> _Page extract_
****************
The fiber composite material of the present disclosure includes the following components: 40 phr to 65 phr of a polypropylene resin, 30 phr to 60 phr of a long glass fiber, 0.5 phr to 5 phr of a black masterbatch, 0.5 phr to 10 phr of a toughener, 0.5 phr to 10 phr of a compatibilizer, 0.1 to 0.6 phr of an antioxidant, and 0.1 to 2 phr of a slip agent.
The polypropylene resin includes 50 phr or more of polypropylene. The polypropylene mentioned herein may be a propylene homopolymer or a propylene copolymer. Moreover, the polypropylene resin may further include other types of thermoplastic resins, for example, polyethylene, but the present disclosure is not limited thereto. In one exemplary embodiment, the polypropylene resin has a melt index of from 25 g/10 min to 120 g/10 min at 230° C. In other embodiments, a content of the polypropylene resin in the fiber composite material may be 45 phr, 50 phr, 55 phr, or 60 phr.
Addition of the long glass fiber can improve a stiffness strength and heat resistance of the fiber composite material. In other embodiments, a content of the long glass fiber in the fiber composite material may be 35 phr, 40 phr, 45 phr, 50 phr, or 55 phr. Specifically, a length of the long glass fiber ranges from 7 mm to 13 mm. In other embodiments, the length of the long glass fiber may be 8 mm, 9 mm, 10 mm, 11 mm, or 12 mm.
A material of the black masterbatch includes polyethylene and the carbon black. The polyethylene mentioned herein may be an ethylene homopolymer or an ethylene copolymer. The black masterbatch includes 20 wt % to 45 wt % of the carbon black, and preferably, the black masterbatch includes 25 wt % to 35 wt % of the carbon black. In other embodiments, a content of the black masterbatch in the fiber composite material is 25 wt %, 30 wt %, 35 wt %, or 40 wt %.
In the present disclosure, the carbon black undergoes a surface treatment, so that the carbon black has a basic active group on a surface of the carbon black, and the basic active group may be hydroxyl (—OH) or amino (—NH2) group. Therefore, the carbon black is well compatible with other components (specifically, the polypropylene resin and the long glass fiber), thereby improving the physical strength of the fiber composite material.
****************
> _Exercises to complete_
- 1) Return the fiber composite passage word for word, from "A material of" up to and including "strength of the fiber composite material.".
- 2) In the records, retype without any change the lines from the line with "title-bar[interactable]: SourceIcon <box>120" up to and including the line with "window-title: SourceIcon <box>714", and nothing else.
****************
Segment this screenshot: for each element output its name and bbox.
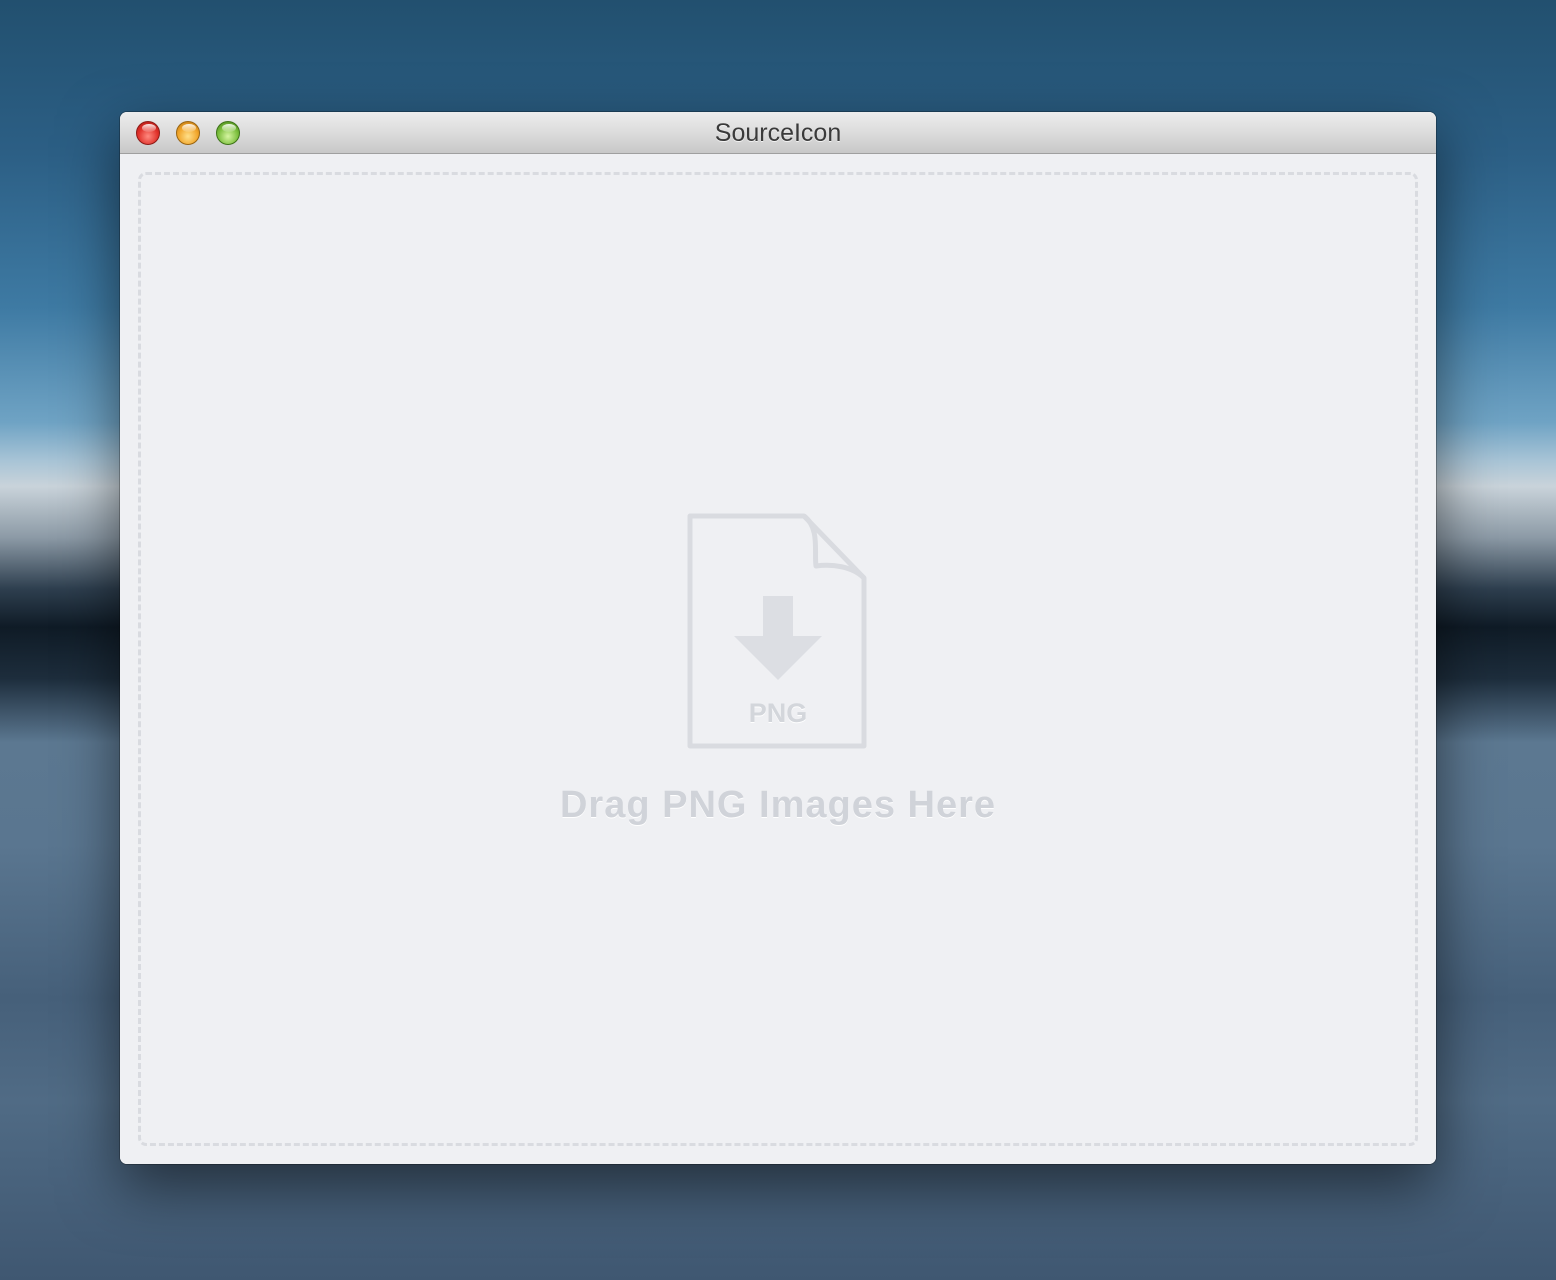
title-bar[interactable]: SourceIcon <box>120 112 1436 154</box>
desktop-background: SourceIcon PNG Drag PNG Images Here <box>0 0 1556 1280</box>
drop-instruction: Drag PNG Images Here <box>559 784 997 826</box>
window-title: SourceIcon <box>714 119 842 147</box>
arrow-shaft <box>763 596 793 638</box>
app-window: SourceIcon PNG Drag PNG Images Here <box>120 112 1436 1164</box>
png-label: PNG <box>748 698 808 728</box>
window-content: PNG Drag PNG Images Here <box>120 154 1436 1164</box>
****************
> _Solutions to the problems_
- 1)
A material of the black masterbatch includes polyethylene and the carbon black. The polyethylene mentioned herein may be an ethylene homopolymer or an ethylene copolymer. The black masterbatch includes 20 wt % to 45 wt % of the carbon black, and preferably, the black masterbatch includes 25 wt % to 35 wt % of the carbon black. In other embodiments, a content of the black masterbatch in the fiber composite material is 25 wt %, 30 wt %, 35 wt %, or 40 wt %.
In the present disclosure, the carbon black undergoes a surface treatment, so that the carbon black has a basic active group on a surface of the carbon black, and the basic active group may be hydroxyl (—OH) or amino (—NH2) group. Therefore, the carbon black is well compatible with other components (specifically, the polypropylene resin and the long glass fiber), thereby improving the physical strength of the fiber composite material.

- 2)
title-bar[interactable]: SourceIcon <box>120 112 1436 154</box>
desktop-background: SourceIcon PNG Drag PNG Images Here <box>0 0 1556 1280</box>
drop-instruction: Drag PNG Images Here <box>559 784 997 826</box>
window-title: SourceIcon <box>714 119 842 147</box>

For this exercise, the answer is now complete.